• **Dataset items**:
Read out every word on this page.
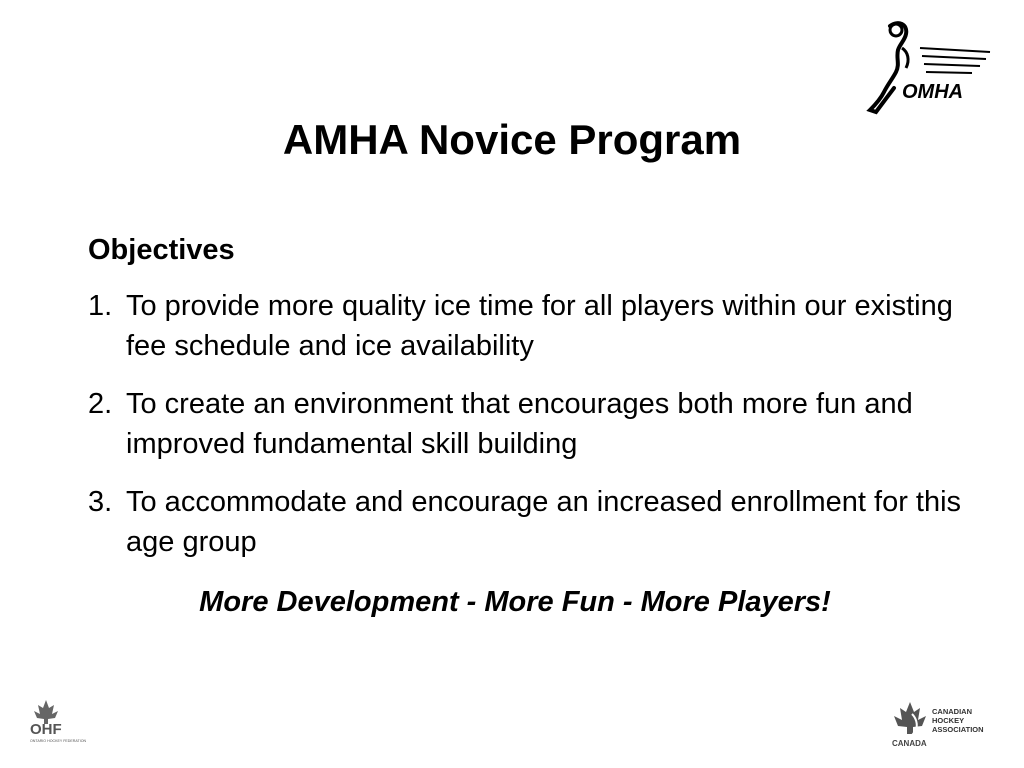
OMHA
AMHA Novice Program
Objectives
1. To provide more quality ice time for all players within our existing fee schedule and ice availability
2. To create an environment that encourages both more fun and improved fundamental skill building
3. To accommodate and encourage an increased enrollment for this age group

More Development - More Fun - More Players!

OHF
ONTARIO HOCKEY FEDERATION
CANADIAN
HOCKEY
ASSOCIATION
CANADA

• **Task to complete**: All of the lines above should be retyped precisely, apart from the pictures.

• **Solution for this problem**:
Read out every word on this page.
OMHA
AMHA Novice Program
Objectives
1. To provide more quality ice time for all players within our existing fee schedule and ice availability
2. To create an environment that encourages both more fun and improved fundamental skill building
3. To accommodate and encourage an increased enrollment for this age group

More Development - More Fun - More Players!

OHF
ONTARIO HOCKEY FEDERATION
CANADIAN
HOCKEY
ASSOCIATION
CANADA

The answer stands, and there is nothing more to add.